• Records for this task:
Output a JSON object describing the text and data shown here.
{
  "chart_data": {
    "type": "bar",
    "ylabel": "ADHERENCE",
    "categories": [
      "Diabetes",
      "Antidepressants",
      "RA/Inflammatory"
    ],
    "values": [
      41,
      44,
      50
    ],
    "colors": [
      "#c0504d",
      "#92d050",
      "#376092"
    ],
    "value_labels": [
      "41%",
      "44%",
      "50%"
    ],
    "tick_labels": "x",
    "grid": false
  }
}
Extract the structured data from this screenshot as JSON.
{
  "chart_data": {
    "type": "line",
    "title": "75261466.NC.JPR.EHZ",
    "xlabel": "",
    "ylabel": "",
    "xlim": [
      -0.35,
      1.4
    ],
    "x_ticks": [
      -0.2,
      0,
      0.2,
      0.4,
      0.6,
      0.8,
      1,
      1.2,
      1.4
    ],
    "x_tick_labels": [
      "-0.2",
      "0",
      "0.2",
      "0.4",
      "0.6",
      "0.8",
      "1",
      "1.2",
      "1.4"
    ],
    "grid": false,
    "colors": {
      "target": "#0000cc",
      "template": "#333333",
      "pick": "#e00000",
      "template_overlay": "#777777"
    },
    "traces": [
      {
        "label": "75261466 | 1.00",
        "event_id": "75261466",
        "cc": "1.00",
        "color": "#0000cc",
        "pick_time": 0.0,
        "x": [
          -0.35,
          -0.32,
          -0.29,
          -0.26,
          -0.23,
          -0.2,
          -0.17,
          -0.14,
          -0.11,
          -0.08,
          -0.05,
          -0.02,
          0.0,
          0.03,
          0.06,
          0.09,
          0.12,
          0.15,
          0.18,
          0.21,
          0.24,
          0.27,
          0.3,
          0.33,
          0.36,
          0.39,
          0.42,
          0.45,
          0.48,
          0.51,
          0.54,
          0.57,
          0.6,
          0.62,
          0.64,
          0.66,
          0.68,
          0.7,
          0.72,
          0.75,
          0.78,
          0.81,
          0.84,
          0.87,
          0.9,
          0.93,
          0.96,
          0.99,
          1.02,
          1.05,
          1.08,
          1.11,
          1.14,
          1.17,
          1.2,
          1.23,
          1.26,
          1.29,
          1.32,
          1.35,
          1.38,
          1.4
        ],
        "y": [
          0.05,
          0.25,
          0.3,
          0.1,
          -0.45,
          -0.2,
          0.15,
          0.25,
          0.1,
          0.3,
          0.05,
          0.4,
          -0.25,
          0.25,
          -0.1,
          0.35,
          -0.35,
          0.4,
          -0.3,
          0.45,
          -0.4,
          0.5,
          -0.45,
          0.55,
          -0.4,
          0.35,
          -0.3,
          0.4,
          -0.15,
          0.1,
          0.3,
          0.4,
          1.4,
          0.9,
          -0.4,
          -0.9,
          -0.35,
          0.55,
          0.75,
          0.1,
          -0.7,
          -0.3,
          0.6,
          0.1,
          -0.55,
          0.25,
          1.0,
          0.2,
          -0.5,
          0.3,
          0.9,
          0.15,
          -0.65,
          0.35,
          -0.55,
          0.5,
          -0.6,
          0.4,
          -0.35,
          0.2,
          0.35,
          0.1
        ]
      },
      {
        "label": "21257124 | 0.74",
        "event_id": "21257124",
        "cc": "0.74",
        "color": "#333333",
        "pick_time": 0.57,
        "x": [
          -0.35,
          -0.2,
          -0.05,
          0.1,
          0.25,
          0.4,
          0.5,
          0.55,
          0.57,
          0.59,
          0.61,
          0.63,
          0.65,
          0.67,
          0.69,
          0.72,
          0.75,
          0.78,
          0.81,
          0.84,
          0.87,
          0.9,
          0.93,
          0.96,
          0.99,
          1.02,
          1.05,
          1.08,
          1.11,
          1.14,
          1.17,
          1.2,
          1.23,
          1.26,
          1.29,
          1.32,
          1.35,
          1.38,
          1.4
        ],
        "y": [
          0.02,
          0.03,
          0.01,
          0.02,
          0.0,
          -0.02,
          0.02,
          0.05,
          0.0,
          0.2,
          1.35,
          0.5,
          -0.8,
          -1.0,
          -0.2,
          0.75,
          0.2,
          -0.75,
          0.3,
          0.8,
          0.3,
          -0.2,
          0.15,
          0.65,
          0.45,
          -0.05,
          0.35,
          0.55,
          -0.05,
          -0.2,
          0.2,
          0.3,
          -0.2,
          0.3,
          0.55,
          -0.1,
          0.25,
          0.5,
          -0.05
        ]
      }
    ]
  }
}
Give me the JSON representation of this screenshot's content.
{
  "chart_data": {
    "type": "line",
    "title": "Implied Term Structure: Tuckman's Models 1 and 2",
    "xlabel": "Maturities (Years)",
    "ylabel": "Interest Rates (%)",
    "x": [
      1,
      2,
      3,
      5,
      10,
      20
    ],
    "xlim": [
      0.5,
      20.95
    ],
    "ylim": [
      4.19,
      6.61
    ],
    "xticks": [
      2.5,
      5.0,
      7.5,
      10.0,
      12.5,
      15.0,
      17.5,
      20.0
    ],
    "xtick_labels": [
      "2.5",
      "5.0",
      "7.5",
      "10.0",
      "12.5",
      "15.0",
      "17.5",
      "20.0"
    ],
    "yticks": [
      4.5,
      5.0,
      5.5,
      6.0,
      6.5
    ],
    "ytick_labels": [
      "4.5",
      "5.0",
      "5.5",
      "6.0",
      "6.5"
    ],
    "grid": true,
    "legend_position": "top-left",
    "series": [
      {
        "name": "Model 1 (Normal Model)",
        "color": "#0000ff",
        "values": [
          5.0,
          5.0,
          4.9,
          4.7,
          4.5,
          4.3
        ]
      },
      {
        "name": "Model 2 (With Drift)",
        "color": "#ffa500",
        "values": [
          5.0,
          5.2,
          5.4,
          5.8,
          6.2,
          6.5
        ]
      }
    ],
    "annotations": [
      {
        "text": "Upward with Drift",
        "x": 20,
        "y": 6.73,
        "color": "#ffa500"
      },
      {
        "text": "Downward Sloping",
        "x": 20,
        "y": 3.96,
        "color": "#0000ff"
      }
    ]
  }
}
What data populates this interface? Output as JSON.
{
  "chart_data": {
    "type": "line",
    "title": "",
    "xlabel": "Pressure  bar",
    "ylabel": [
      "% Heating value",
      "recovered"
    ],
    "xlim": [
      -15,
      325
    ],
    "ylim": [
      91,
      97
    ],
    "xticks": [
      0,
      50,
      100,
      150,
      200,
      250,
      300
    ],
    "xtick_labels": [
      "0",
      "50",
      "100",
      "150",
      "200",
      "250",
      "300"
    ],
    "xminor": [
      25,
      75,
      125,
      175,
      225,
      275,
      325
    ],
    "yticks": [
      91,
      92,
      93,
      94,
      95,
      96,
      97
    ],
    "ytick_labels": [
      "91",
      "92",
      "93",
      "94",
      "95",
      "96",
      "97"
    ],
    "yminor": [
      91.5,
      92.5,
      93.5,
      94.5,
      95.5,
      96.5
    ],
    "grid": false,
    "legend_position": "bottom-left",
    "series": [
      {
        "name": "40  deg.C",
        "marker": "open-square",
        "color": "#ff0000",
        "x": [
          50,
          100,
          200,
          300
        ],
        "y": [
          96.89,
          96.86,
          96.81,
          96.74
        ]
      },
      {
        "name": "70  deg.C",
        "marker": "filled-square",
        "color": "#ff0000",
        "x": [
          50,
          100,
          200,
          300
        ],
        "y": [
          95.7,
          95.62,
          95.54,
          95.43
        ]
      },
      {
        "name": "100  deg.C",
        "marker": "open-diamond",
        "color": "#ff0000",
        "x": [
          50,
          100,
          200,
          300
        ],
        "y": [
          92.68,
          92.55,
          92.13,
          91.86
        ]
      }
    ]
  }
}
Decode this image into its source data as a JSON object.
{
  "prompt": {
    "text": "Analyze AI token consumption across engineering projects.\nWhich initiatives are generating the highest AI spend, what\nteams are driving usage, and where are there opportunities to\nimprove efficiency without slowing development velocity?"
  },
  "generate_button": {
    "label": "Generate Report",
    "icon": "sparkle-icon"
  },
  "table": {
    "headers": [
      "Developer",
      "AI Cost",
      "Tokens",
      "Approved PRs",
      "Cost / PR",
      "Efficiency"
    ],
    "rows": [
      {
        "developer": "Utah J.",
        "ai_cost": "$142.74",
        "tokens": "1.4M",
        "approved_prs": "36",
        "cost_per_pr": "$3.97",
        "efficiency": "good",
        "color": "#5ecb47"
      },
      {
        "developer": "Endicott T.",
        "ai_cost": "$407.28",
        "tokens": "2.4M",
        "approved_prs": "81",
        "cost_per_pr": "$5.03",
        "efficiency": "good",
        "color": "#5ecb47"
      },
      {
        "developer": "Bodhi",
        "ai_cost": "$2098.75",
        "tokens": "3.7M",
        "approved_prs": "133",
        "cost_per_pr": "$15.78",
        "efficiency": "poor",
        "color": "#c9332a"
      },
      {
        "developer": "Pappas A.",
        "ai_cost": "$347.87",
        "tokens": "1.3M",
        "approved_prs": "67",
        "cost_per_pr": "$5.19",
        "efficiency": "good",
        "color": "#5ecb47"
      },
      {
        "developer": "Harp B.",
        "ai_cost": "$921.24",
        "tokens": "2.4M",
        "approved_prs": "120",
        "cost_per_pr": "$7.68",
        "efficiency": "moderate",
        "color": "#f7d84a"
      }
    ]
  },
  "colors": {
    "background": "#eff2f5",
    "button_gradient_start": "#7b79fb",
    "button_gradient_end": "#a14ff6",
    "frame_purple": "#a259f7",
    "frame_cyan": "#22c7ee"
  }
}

• Short problem: Which lines hold the string "grid"? List them all.

• Written solution:
    "grid": false
    "grid": false,
    "grid": true,
    "grid": false,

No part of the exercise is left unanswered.